Records excerpted from a collection:
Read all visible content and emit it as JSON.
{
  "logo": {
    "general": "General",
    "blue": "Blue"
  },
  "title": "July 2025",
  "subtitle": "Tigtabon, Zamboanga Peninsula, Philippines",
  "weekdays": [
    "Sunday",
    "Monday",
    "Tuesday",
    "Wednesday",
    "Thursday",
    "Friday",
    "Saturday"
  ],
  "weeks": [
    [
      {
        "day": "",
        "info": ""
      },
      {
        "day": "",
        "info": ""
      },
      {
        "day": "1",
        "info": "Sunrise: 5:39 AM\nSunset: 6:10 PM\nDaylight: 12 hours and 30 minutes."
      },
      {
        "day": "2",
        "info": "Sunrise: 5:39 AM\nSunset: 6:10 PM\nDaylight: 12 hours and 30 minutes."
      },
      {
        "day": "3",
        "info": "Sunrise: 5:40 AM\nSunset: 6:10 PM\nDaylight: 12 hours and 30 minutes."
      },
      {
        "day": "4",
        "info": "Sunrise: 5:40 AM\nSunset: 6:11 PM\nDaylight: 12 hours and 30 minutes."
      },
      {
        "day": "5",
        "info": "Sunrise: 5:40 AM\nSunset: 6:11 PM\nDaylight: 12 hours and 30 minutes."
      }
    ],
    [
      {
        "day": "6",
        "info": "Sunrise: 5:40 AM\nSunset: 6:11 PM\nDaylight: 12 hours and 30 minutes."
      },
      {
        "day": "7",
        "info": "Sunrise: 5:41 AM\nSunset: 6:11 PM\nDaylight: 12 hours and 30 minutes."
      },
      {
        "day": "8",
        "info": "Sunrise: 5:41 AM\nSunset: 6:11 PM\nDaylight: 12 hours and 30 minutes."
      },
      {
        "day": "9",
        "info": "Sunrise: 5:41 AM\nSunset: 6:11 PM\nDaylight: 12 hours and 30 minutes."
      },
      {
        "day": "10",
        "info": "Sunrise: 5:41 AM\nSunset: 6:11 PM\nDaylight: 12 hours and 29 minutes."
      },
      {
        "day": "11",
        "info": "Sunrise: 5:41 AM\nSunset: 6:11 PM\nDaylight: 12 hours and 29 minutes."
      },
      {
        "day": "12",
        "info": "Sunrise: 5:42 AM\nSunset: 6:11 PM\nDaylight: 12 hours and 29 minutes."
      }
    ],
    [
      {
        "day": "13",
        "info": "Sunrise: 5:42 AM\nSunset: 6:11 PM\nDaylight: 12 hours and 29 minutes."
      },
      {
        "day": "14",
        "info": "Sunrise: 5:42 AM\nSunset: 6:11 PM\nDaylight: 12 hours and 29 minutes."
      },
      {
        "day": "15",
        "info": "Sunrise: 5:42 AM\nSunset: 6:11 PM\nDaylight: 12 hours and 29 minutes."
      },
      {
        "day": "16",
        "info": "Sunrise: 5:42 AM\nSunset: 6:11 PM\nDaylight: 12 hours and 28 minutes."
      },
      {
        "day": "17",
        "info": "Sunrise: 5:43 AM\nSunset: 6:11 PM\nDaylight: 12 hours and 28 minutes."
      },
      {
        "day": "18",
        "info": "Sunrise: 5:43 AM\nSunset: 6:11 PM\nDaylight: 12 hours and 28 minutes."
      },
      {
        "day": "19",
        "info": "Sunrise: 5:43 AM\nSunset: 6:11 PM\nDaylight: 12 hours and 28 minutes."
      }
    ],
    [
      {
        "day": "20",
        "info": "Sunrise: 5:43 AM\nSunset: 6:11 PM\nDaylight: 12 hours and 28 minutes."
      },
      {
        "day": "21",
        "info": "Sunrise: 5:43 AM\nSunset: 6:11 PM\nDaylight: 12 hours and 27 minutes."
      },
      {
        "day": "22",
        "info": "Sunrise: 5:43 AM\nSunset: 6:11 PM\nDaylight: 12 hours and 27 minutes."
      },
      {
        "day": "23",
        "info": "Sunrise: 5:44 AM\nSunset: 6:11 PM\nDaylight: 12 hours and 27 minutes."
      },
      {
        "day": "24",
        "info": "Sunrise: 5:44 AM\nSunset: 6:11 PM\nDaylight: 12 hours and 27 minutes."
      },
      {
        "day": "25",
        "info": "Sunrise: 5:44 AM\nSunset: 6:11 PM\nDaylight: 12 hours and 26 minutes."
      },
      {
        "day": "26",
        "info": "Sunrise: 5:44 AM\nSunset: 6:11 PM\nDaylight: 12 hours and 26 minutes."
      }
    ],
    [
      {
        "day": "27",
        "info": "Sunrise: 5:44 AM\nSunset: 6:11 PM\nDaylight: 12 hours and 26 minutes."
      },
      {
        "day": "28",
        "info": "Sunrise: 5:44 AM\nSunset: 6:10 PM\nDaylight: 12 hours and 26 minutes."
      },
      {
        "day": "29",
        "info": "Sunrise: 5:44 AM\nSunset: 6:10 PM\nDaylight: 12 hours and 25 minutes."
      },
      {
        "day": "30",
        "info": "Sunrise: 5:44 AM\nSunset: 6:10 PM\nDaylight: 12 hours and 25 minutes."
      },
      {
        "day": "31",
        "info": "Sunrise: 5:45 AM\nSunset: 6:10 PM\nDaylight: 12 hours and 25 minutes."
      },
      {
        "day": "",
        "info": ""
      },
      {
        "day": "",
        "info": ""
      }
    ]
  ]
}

• WRITTEN REQUEST:
Restate each entry exactly, skipping none.

• OUTPUT FOR THIS EXERCISE:
Read all visible content and emit it as JSON.
{
  "logo": {
    "general": "General",
    "blue": "Blue"
  },
  "title": "July 2025",
  "subtitle": "Tigtabon, Zamboanga Peninsula, Philippines",
  "weekdays": [
    "Sunday",
    "Monday",
    "Tuesday",
    "Wednesday",
    "Thursday",
    "Friday",
    "Saturday"
  ],
  "weeks": [
    [
      {
        "day": "",
        "info": ""
      },
      {
        "day": "",
        "info": ""
      },
      {
        "day": "1",
        "info": "Sunrise: 5:39 AM\nSunset: 6:10 PM\nDaylight: 12 hours and 30 minutes."
      },
      {
        "day": "2",
        "info": "Sunrise: 5:39 AM\nSunset: 6:10 PM\nDaylight: 12 hours and 30 minutes."
      },
      {
        "day": "3",
        "info": "Sunrise: 5:40 AM\nSunset: 6:10 PM\nDaylight: 12 hours and 30 minutes."
      },
      {
        "day": "4",
        "info": "Sunrise: 5:40 AM\nSunset: 6:11 PM\nDaylight: 12 hours and 30 minutes."
      },
      {
        "day": "5",
        "info": "Sunrise: 5:40 AM\nSunset: 6:11 PM\nDaylight: 12 hours and 30 minutes."
      }
    ],
    [
      {
        "day": "6",
        "info": "Sunrise: 5:40 AM\nSunset: 6:11 PM\nDaylight: 12 hours and 30 minutes."
      },
      {
        "day": "7",
        "info": "Sunrise: 5:41 AM\nSunset: 6:11 PM\nDaylight: 12 hours and 30 minutes."
      },
      {
        "day": "8",
        "info": "Sunrise: 5:41 AM\nSunset: 6:11 PM\nDaylight: 12 hours and 30 minutes."
      },
      {
        "day": "9",
        "info": "Sunrise: 5:41 AM\nSunset: 6:11 PM\nDaylight: 12 hours and 30 minutes."
      },
      {
        "day": "10",
        "info": "Sunrise: 5:41 AM\nSunset: 6:11 PM\nDaylight: 12 hours and 29 minutes."
      },
      {
        "day": "11",
        "info": "Sunrise: 5:41 AM\nSunset: 6:11 PM\nDaylight: 12 hours and 29 minutes."
      },
      {
        "day": "12",
        "info": "Sunrise: 5:42 AM\nSunset: 6:11 PM\nDaylight: 12 hours and 29 minutes."
      }
    ],
    [
      {
        "day": "13",
        "info": "Sunrise: 5:42 AM\nSunset: 6:11 PM\nDaylight: 12 hours and 29 minutes."
      },
      {
        "day": "14",
        "info": "Sunrise: 5:42 AM\nSunset: 6:11 PM\nDaylight: 12 hours and 29 minutes."
      },
      {
        "day": "15",
        "info": "Sunrise: 5:42 AM\nSunset: 6:11 PM\nDaylight: 12 hours and 29 minutes."
      },
      {
        "day": "16",
        "info": "Sunrise: 5:42 AM\nSunset: 6:11 PM\nDaylight: 12 hours and 28 minutes."
      },
      {
        "day": "17",
        "info": "Sunrise: 5:43 AM\nSunset: 6:11 PM\nDaylight: 12 hours and 28 minutes."
      },
      {
        "day": "18",
        "info": "Sunrise: 5:43 AM\nSunset: 6:11 PM\nDaylight: 12 hours and 28 minutes."
      },
      {
        "day": "19",
        "info": "Sunrise: 5:43 AM\nSunset: 6:11 PM\nDaylight: 12 hours and 28 minutes."
      }
    ],
    [
      {
        "day": "20",
        "info": "Sunrise: 5:43 AM\nSunset: 6:11 PM\nDaylight: 12 hours and 28 minutes."
      },
      {
        "day": "21",
        "info": "Sunrise: 5:43 AM\nSunset: 6:11 PM\nDaylight: 12 hours and 27 minutes."
      },
      {
        "day": "22",
        "info": "Sunrise: 5:43 AM\nSunset: 6:11 PM\nDaylight: 12 hours and 27 minutes."
      },
      {
        "day": "23",
        "info": "Sunrise: 5:44 AM\nSunset: 6:11 PM\nDaylight: 12 hours and 27 minutes."
      },
      {
        "day": "24",
        "info": "Sunrise: 5:44 AM\nSunset: 6:11 PM\nDaylight: 12 hours and 27 minutes."
      },
      {
        "day": "25",
        "info": "Sunrise: 5:44 AM\nSunset: 6:11 PM\nDaylight: 12 hours and 26 minutes."
      },
      {
        "day": "26",
        "info": "Sunrise: 5:44 AM\nSunset: 6:11 PM\nDaylight: 12 hours and 26 minutes."
      }
    ],
    [
      {
        "day": "27",
        "info": "Sunrise: 5:44 AM\nSunset: 6:11 PM\nDaylight: 12 hours and 26 minutes."
      },
      {
        "day": "28",
        "info": "Sunrise: 5:44 AM\nSunset: 6:10 PM\nDaylight: 12 hours and 26 minutes."
      },
      {
        "day": "29",
        "info": "Sunrise: 5:44 AM\nSunset: 6:10 PM\nDaylight: 12 hours and 25 minutes."
      },
      {
        "day": "30",
        "info": "Sunrise: 5:44 AM\nSunset: 6:10 PM\nDaylight: 12 hours and 25 minutes."
      },
      {
        "day": "31",
        "info": "Sunrise: 5:45 AM\nSunset: 6:10 PM\nDaylight: 12 hours and 25 minutes."
      },
      {
        "day": "",
        "info": ""
      },
      {
        "day": "",
        "info": ""
      }
    ]
  ]
}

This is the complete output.